▶ **Exercise brief**: Your task is to retype every entry exactly, omitting nothing.

▶ **Entries from a page text collection**:
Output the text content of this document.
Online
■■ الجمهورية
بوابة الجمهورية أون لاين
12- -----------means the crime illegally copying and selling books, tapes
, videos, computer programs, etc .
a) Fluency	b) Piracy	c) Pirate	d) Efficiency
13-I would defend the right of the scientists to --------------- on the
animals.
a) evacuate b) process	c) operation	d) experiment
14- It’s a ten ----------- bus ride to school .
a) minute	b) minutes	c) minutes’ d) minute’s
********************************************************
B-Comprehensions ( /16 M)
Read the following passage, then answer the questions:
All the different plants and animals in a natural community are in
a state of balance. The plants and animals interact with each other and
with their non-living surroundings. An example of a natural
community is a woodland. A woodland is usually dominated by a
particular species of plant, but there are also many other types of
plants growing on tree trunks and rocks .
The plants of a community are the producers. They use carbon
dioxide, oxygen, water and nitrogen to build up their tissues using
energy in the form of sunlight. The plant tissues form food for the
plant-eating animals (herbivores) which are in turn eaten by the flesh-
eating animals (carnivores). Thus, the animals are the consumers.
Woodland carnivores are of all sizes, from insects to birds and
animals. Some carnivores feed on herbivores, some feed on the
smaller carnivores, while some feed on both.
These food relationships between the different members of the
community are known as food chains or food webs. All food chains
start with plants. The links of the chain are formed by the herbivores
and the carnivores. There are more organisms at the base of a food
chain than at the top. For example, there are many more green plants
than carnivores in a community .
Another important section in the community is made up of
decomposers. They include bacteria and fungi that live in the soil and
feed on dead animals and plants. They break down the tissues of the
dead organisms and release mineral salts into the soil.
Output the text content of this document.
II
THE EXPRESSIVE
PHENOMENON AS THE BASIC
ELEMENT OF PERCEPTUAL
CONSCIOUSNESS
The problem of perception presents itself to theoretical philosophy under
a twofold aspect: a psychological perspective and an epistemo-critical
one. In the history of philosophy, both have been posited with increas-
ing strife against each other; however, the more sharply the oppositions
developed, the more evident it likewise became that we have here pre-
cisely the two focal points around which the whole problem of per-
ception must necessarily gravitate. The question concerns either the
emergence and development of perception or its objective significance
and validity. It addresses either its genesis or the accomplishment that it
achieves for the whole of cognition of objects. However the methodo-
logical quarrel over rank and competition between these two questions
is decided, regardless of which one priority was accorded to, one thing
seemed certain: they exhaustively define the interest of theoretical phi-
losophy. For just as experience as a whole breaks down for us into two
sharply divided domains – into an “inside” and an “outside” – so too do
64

▶ **Written response**:
Output the text content of this document.
Online
■■ الجمهورية
بوابة الجمهورية أون لاين
12- -----------means the crime illegally copying and selling books, tapes
, videos, computer programs, etc .
a) Fluency	b) Piracy	c) Pirate	d) Efficiency
13-I would defend the right of the scientists to --------------- on the
animals.
a) evacuate b) process	c) operation	d) experiment
14- It’s a ten ----------- bus ride to school .
a) minute	b) minutes	c) minutes’ d) minute’s
********************************************************
B-Comprehensions ( /16 M)
Read the following passage, then answer the questions:
All the different plants and animals in a natural community are in
a state of balance. The plants and animals interact with each other and
with their non-living surroundings. An example of a natural
community is a woodland. A woodland is usually dominated by a
particular species of plant, but there are also many other types of
plants growing on tree trunks and rocks .
The plants of a community are the producers. They use carbon
dioxide, oxygen, water and nitrogen to build up their tissues using
energy in the form of sunlight. The plant tissues form food for the
plant-eating animals (herbivores) which are in turn eaten by the flesh-
eating animals (carnivores). Thus, the animals are the consumers.
Woodland carnivores are of all sizes, from insects to birds and
animals. Some carnivores feed on herbivores, some feed on the
smaller carnivores, while some feed on both.
These food relationships between the different members of the
community are known as food chains or food webs. All food chains
start with plants. The links of the chain are formed by the herbivores
and the carnivores. There are more organisms at the base of a food
chain than at the top. For example, there are many more green plants
than carnivores in a community .
Another important section in the community is made up of
decomposers. They include bacteria and fungi that live in the soil and
feed on dead animals and plants. They break down the tissues of the
dead organisms and release mineral salts into the soil.
Output the text content of this document.
II
THE EXPRESSIVE
PHENOMENON AS THE BASIC
ELEMENT OF PERCEPTUAL
CONSCIOUSNESS
The problem of perception presents itself to theoretical philosophy under
a twofold aspect: a psychological perspective and an epistemo-critical
one. In the history of philosophy, both have been posited with increas-
ing strife against each other; however, the more sharply the oppositions
developed, the more evident it likewise became that we have here pre-
cisely the two focal points around which the whole problem of per-
ception must necessarily gravitate. The question concerns either the
emergence and development of perception or its objective significance
and validity. It addresses either its genesis or the accomplishment that it
achieves for the whole of cognition of objects. However the methodo-
logical quarrel over rank and competition between these two questions
is decided, regardless of which one priority was accorded to, one thing
seemed certain: they exhaustively define the interest of theoretical phi-
losophy. For just as experience as a whole breaks down for us into two
sharply divided domains – into an “inside” and an “outside” – so too do
64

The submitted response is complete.